> **Given text**
<<<<

A kindly member of the audience asked about our "career trajectories" and how the listing would affect them. I tried to explain that these days it is hard to chart a coherent "trajectory" for a writer of so-called literary fiction because most of your work doesn't get published, or only gets published years after you wrote it.

My "debut novel" was my fifth and my latest, Come to the Edge (my fourth book published and ninth written), took several years to find an editor. This is quite usual among the writers I know. The odds against a novel being published are very high. It has to interest an agent, then an editor, and it has to "convince" two dozen people at an "acquisitions meeting".

Publishers are hemmed in and nervous; they engage daily with such dispiriting phenomena as the USP – the Unique Selling Point, or "how to flog a novel in a single sentence". The USP works fine for novels about vampires in Honolulu, or paedophiles in bunkers, but demolishes any study of quotidian relationships, ordinary life – any novel I ever really cared about, from Mrs Dalloway (woman thinks?) to Revolutionary Road (married couple argues?) to A La Recherche du Temps Perdu (man remembers?).

When the Granta list was published, some pondered who the "next" Jeanette Winterson was, the next David Mitchell or Martin Amis. I'd humbly suggest that younger novelists these days are afflicted less by an anxiety of influence than an anxiety of continuation, in any form at all.

>>>>

> **Data shown**
<<<<

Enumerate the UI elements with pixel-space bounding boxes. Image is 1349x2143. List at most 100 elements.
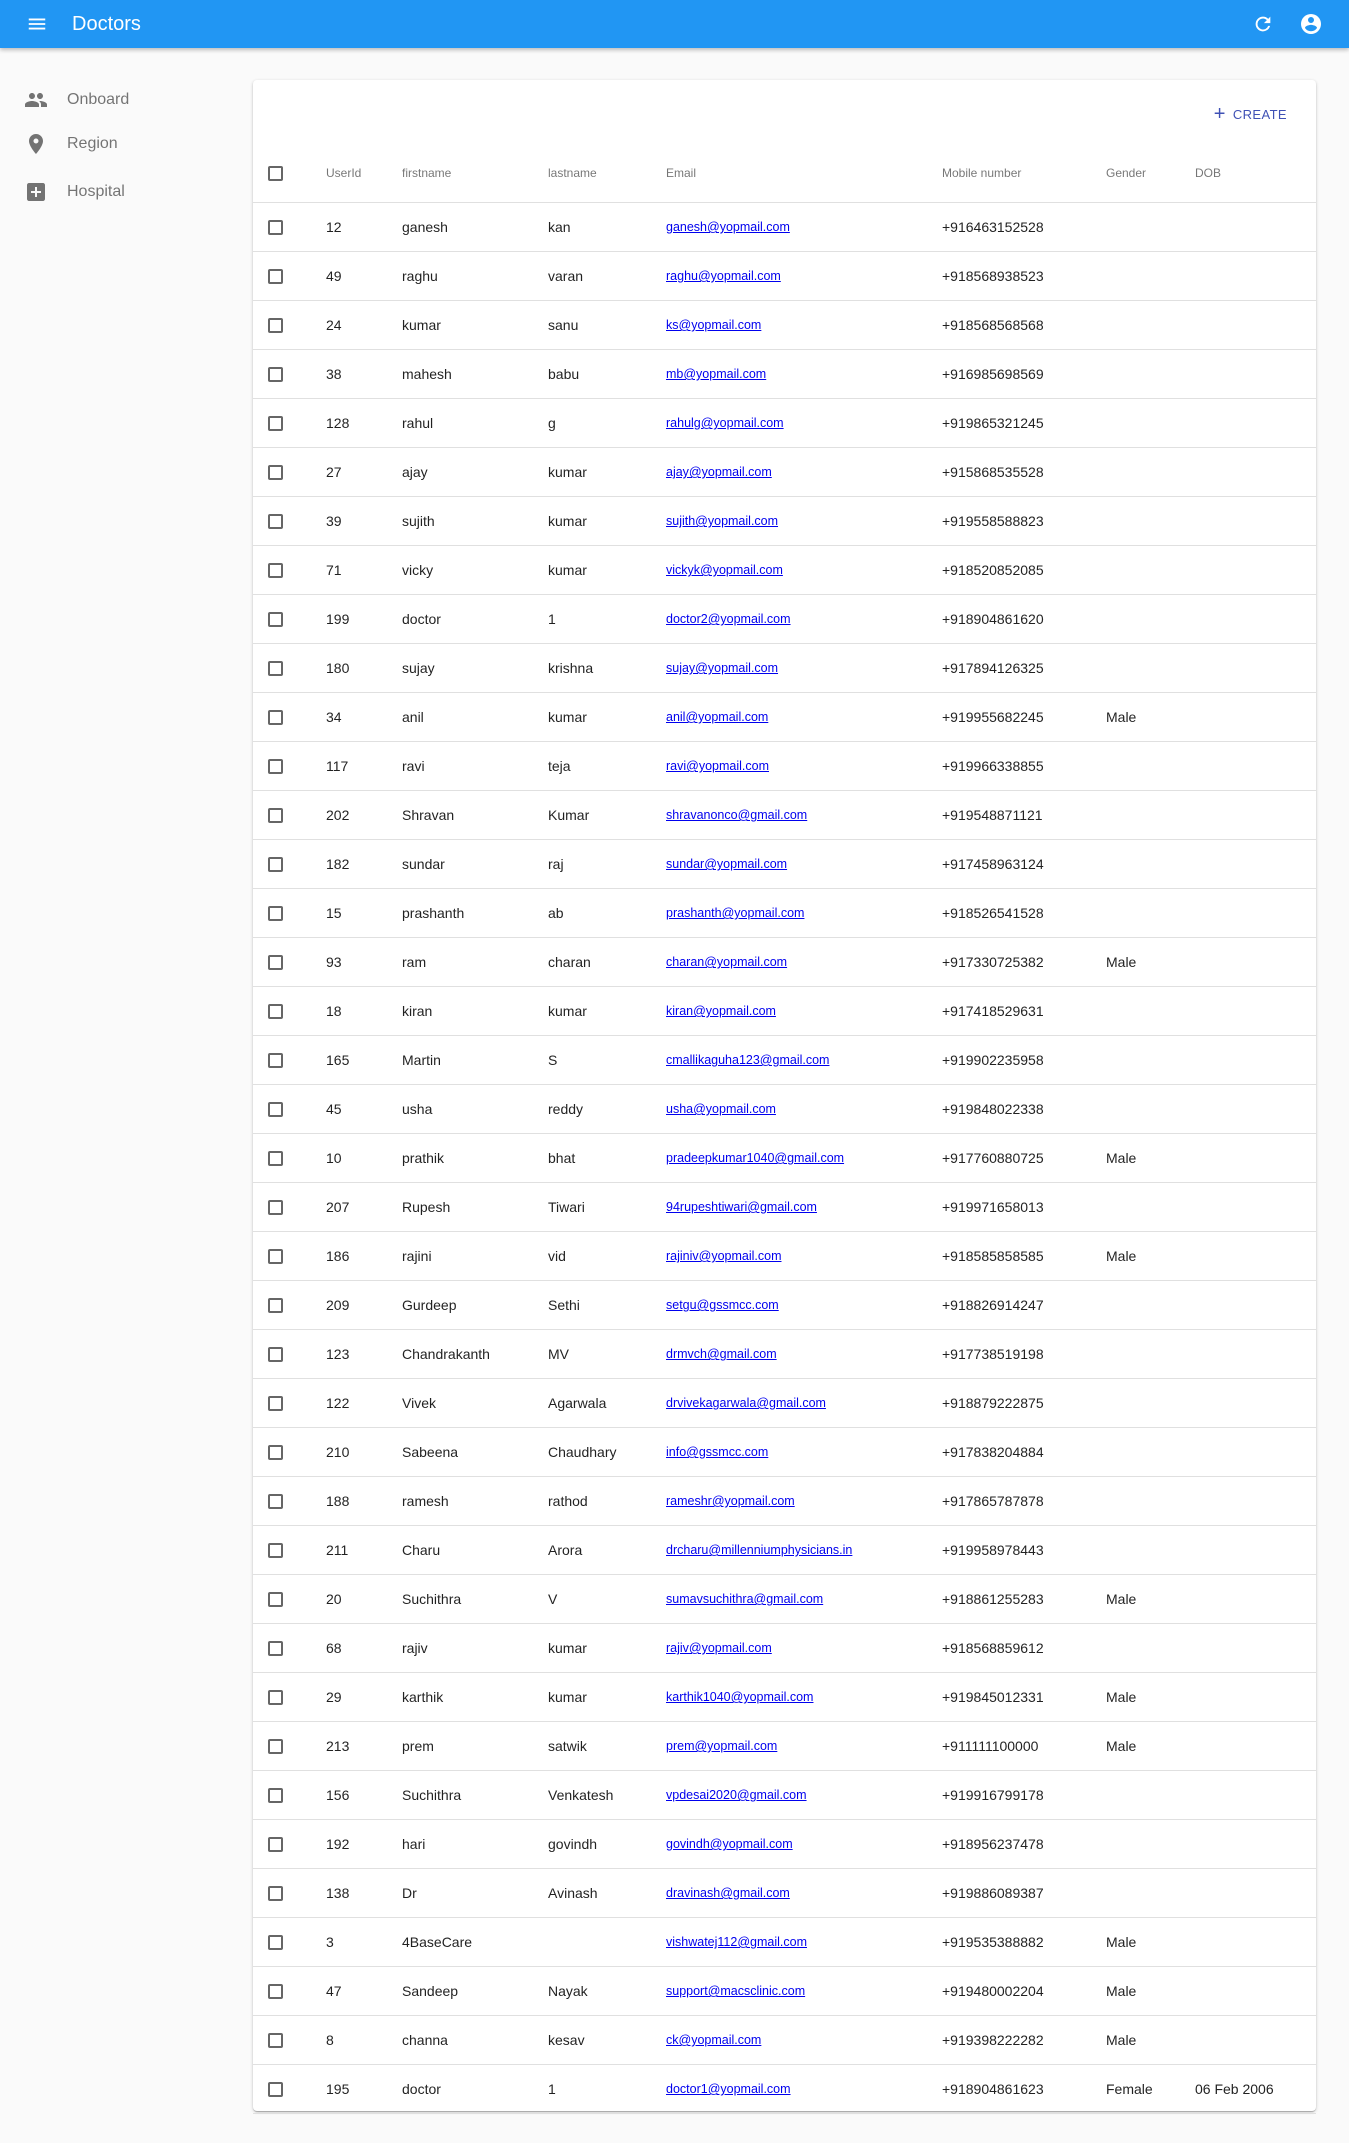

>>>>

> **Set of tasks**
[a] Copy from the passage on publishing literary fiction the part that opens with the words containing "A kindly member" and closes with "you wrote it.".
[b] Write what comes next in the passage on publishing literary fiction, picking up after its final sentence.

> **Answer set**
[a]
A kindly member of the audience asked about our "career trajectories" and how the listing would affect them. I tried to explain that these days it is hard to chart a coherent "trajectory" for a writer of so-called literary fiction because most of your work doesn't get published, or only gets published years after you wrote it.

[b]
If publishing were logical and literary taste objective, then we could assume that published novels are good, and unpublished novels bad. A superficial examination of any stack of books will reveal that this does not remotely apply. Virginia Woolf writes, "Are not reviews of current literature a perpetual illustration of the difficulty of judgement? 'This great book,' 'this worthless book,' the same book is called by both names."

All you can really do, Woolf continues, is write the novel you want to write. However, what you want to write may not be what the acquisitions meeting wants to buy. It may be "too local" (meaning set in one, perhaps unfashionable, country and not in a series of key markets around the world) or worse still, "too full of words" – a comment a writer I know received in one rejection email.

If you're Woolf, then you apply your wealth to the problem: you set up a printing press. Or, you may be one of those rare authors who expresses herself freely and finds her untrammelled phrases chime instantly with everyone. Expecting this to happen, however, is as rational as planning to be struck by lightning and winning a compensation battle with God.

A few authors adopt strategies of concealment: "creative hoodwinking", smuggling idiosyncrasies into publisher-friendly forms - the aesthetic model of the Trojan horse. Take this to an extreme, and you find yourself crafting works of fragile poetic beauty and packaging them as granny porn.

To quote David Samuels, in his 2008 collection of journalism, Only Love Can Break Your Heart, "I don't mean to sound ungrateful, but the truth is, I am". Sounding the death knell for his sort of journalism, Samuels adds: "Magazine writers who survive into middle age are marvels of nature, or independently rich, or half-crazy." I think this applies to novelists too.

The death of the author has been a going concern in academia for some time, not in the sense of the mass hara kiri of chippy, impoverished novelists, but rather in the Barthesian sense of the loss of authorial control over the meaning of a text.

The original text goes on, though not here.